→ **Data shown**:
....

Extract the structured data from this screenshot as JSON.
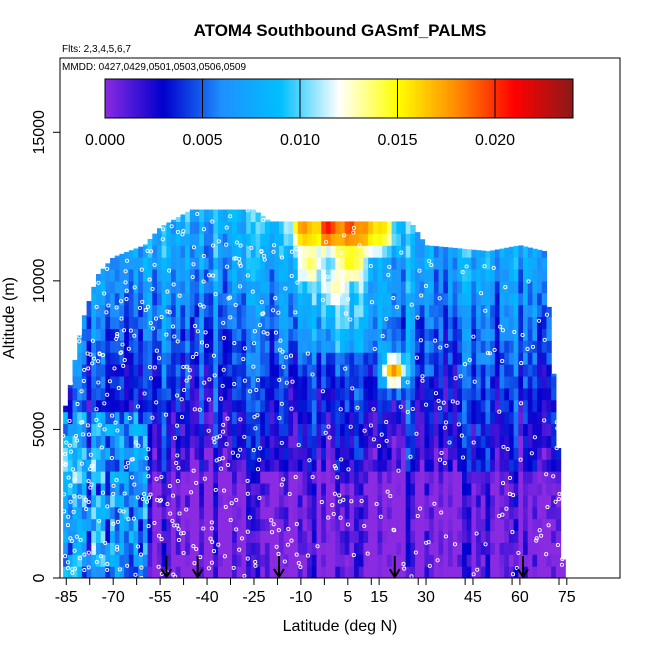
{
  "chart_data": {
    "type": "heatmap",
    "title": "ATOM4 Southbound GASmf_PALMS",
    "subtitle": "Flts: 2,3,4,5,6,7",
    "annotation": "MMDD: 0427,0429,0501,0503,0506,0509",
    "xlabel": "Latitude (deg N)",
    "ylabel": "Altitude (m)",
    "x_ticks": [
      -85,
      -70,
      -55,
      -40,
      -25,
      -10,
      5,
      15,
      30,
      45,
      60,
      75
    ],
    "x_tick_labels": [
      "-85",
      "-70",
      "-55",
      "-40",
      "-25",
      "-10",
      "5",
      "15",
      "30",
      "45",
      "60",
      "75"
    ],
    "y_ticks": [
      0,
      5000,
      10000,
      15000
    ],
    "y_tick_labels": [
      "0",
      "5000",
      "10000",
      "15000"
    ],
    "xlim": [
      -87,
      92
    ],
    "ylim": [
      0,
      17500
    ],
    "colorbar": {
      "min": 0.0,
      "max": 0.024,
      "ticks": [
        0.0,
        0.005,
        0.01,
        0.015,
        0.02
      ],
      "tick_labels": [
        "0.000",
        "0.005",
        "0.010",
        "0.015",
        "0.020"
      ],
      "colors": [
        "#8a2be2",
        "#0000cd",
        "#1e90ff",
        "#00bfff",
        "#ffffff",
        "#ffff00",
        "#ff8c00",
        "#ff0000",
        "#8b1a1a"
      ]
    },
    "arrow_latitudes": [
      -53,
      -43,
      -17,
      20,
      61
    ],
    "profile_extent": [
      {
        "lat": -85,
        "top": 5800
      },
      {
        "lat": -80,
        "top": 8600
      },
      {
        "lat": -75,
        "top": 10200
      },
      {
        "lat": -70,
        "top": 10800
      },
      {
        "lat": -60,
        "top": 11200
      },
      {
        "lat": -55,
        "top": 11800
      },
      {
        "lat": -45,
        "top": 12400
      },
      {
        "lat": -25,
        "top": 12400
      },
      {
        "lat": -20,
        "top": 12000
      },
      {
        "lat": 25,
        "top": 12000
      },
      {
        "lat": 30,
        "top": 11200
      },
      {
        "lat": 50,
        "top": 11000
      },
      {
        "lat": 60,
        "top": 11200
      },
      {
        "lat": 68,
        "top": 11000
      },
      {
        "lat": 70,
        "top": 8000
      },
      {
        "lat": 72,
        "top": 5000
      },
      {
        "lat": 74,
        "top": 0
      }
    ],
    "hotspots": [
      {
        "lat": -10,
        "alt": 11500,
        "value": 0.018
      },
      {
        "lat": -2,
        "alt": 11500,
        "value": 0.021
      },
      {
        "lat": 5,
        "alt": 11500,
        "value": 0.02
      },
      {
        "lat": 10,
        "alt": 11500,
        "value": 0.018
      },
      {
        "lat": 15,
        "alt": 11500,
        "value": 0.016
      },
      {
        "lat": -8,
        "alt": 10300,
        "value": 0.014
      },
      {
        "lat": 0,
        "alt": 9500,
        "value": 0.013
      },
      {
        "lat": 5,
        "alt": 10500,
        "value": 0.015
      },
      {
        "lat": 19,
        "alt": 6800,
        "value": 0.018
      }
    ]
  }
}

....

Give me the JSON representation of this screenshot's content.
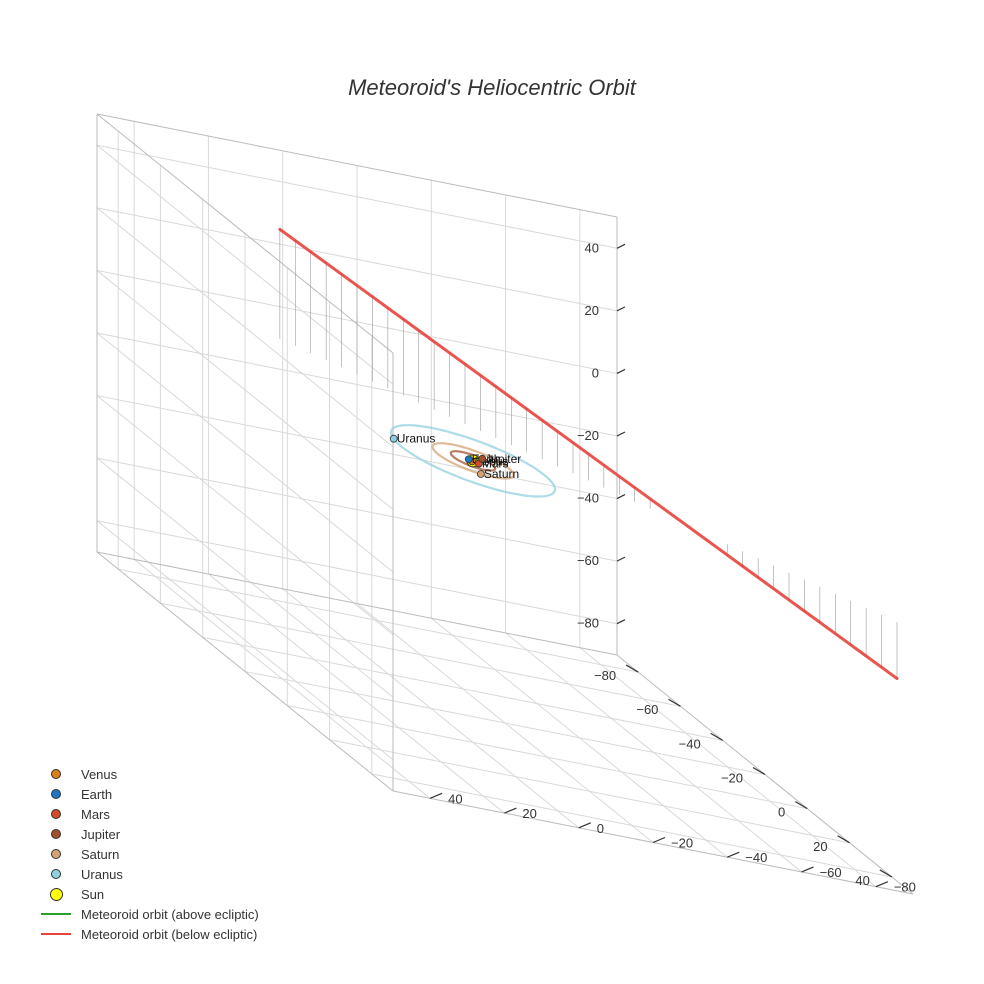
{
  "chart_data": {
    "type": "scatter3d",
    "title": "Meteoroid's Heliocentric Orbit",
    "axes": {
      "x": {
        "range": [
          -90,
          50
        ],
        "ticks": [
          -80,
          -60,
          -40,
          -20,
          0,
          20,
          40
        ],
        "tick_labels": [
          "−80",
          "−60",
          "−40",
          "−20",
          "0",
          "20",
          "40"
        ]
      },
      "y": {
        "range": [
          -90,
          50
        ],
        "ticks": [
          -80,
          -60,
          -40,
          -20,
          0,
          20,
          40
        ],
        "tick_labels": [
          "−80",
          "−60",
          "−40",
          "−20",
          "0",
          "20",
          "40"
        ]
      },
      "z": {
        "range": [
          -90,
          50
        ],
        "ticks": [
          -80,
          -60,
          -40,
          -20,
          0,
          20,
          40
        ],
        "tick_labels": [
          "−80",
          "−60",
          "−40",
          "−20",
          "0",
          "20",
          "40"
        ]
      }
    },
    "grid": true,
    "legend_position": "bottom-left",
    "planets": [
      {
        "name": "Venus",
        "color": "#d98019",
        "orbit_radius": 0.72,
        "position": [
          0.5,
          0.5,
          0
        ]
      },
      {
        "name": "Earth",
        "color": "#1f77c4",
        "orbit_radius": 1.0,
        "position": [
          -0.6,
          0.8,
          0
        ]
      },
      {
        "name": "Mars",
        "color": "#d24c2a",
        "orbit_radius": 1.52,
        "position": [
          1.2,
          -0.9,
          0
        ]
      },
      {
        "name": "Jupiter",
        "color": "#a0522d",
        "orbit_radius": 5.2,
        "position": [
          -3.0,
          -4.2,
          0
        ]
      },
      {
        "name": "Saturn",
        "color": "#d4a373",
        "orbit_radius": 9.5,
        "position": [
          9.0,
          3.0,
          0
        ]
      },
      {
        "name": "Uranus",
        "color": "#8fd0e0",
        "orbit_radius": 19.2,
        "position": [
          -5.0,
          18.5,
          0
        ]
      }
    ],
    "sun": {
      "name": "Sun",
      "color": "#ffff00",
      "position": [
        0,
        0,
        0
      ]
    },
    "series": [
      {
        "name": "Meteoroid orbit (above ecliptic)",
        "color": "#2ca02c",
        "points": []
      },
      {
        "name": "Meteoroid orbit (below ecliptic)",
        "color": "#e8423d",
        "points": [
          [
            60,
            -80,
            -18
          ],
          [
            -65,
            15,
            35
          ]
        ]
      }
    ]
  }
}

....

→ **Problem requirements**: Isolate each line of the listing above that includes "Meteoroid". Copy it.

→ **Solution to the problem**:
    "title": "Meteoroid's Heliocentric Orbit",
        "name": "Meteoroid orbit (above ecliptic)",
        "name": "Meteoroid orbit (below ecliptic)",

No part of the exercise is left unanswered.